▸ **EXERCISE DETAILS**:
Which lines hold the word "Land"? Show each of them.

▸ **EXTRACTED INFORMATION**:
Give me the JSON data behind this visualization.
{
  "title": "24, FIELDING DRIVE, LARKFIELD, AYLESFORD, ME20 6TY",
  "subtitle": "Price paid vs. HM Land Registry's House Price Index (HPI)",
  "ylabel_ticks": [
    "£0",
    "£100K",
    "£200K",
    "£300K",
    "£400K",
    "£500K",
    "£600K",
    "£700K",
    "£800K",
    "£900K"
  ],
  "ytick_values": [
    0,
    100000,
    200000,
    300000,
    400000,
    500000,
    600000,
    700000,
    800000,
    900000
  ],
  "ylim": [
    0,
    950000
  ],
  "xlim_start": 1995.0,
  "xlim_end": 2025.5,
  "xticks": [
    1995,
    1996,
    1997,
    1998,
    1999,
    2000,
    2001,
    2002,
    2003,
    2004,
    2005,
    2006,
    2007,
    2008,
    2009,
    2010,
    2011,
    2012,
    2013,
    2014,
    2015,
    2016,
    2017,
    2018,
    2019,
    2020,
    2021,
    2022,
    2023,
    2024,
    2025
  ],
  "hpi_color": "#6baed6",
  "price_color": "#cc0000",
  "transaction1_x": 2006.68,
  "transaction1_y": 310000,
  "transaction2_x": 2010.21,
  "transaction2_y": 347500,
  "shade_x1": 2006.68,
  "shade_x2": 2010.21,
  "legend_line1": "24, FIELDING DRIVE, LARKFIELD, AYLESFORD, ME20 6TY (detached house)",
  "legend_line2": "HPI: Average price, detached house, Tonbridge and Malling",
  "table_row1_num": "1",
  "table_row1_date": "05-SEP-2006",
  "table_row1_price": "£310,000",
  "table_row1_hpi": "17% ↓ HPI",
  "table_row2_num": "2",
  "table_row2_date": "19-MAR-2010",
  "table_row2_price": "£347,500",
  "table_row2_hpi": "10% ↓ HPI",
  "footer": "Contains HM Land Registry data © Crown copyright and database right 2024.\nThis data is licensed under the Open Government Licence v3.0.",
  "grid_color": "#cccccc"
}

▸ **RESPONSE TO THE TASK**:
  "subtitle": "Price paid vs. HM Land Registry's House Price Index (HPI)",
  "footer": "Contains HM Land Registry data © Crown copyright and database right 2024.\nThis data is licensed under the Open Government Licence v3.0.",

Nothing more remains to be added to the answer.